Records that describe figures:

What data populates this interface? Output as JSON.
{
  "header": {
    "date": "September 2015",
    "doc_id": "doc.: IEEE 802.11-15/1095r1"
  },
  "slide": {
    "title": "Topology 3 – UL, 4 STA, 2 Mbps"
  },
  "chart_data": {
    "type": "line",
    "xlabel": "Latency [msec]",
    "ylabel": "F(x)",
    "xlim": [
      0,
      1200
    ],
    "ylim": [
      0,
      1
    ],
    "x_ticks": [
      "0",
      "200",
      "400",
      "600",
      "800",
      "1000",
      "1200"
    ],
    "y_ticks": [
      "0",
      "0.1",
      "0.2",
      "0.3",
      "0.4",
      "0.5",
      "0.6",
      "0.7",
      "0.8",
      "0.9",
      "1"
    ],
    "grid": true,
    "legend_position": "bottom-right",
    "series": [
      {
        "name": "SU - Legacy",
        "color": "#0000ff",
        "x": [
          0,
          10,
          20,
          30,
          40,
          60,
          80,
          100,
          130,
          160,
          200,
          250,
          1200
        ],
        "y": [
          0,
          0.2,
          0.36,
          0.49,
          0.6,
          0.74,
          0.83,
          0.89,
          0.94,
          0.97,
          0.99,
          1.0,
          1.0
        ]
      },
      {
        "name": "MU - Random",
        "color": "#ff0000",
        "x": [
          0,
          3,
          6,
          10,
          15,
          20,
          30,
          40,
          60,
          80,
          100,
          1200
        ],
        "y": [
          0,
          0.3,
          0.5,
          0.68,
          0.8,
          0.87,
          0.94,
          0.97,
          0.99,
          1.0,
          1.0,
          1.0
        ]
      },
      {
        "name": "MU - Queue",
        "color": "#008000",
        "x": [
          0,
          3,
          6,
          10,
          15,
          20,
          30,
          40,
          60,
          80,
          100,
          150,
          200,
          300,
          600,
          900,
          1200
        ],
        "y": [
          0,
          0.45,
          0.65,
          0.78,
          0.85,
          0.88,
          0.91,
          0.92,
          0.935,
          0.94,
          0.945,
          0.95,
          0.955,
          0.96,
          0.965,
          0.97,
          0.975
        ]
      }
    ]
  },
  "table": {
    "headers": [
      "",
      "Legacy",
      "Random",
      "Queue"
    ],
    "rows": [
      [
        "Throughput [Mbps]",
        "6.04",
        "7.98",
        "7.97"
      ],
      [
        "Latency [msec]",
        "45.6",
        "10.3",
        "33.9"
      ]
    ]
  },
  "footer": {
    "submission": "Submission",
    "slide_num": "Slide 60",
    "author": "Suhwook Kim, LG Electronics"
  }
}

## Work instructions:
Restate the whole of the material exactly.

## The answer:
What data populates this interface? Output as JSON.
{
  "header": {
    "date": "September 2015",
    "doc_id": "doc.: IEEE 802.11-15/1095r1"
  },
  "slide": {
    "title": "Topology 3 – UL, 4 STA, 2 Mbps"
  },
  "chart_data": {
    "type": "line",
    "xlabel": "Latency [msec]",
    "ylabel": "F(x)",
    "xlim": [
      0,
      1200
    ],
    "ylim": [
      0,
      1
    ],
    "x_ticks": [
      "0",
      "200",
      "400",
      "600",
      "800",
      "1000",
      "1200"
    ],
    "y_ticks": [
      "0",
      "0.1",
      "0.2",
      "0.3",
      "0.4",
      "0.5",
      "0.6",
      "0.7",
      "0.8",
      "0.9",
      "1"
    ],
    "grid": true,
    "legend_position": "bottom-right",
    "series": [
      {
        "name": "SU - Legacy",
        "color": "#0000ff",
        "x": [
          0,
          10,
          20,
          30,
          40,
          60,
          80,
          100,
          130,
          160,
          200,
          250,
          1200
        ],
        "y": [
          0,
          0.2,
          0.36,
          0.49,
          0.6,
          0.74,
          0.83,
          0.89,
          0.94,
          0.97,
          0.99,
          1.0,
          1.0
        ]
      },
      {
        "name": "MU - Random",
        "color": "#ff0000",
        "x": [
          0,
          3,
          6,
          10,
          15,
          20,
          30,
          40,
          60,
          80,
          100,
          1200
        ],
        "y": [
          0,
          0.3,
          0.5,
          0.68,
          0.8,
          0.87,
          0.94,
          0.97,
          0.99,
          1.0,
          1.0,
          1.0
        ]
      },
      {
        "name": "MU - Queue",
        "color": "#008000",
        "x": [
          0,
          3,
          6,
          10,
          15,
          20,
          30,
          40,
          60,
          80,
          100,
          150,
          200,
          300,
          600,
          900,
          1200
        ],
        "y": [
          0,
          0.45,
          0.65,
          0.78,
          0.85,
          0.88,
          0.91,
          0.92,
          0.935,
          0.94,
          0.945,
          0.95,
          0.955,
          0.96,
          0.965,
          0.97,
          0.975
        ]
      }
    ]
  },
  "table": {
    "headers": [
      "",
      "Legacy",
      "Random",
      "Queue"
    ],
    "rows": [
      [
        "Throughput [Mbps]",
        "6.04",
        "7.98",
        "7.97"
      ],
      [
        "Latency [msec]",
        "45.6",
        "10.3",
        "33.9"
      ]
    ]
  },
  "footer": {
    "submission": "Submission",
    "slide_num": "Slide 60",
    "author": "Suhwook Kim, LG Electronics"
  }
}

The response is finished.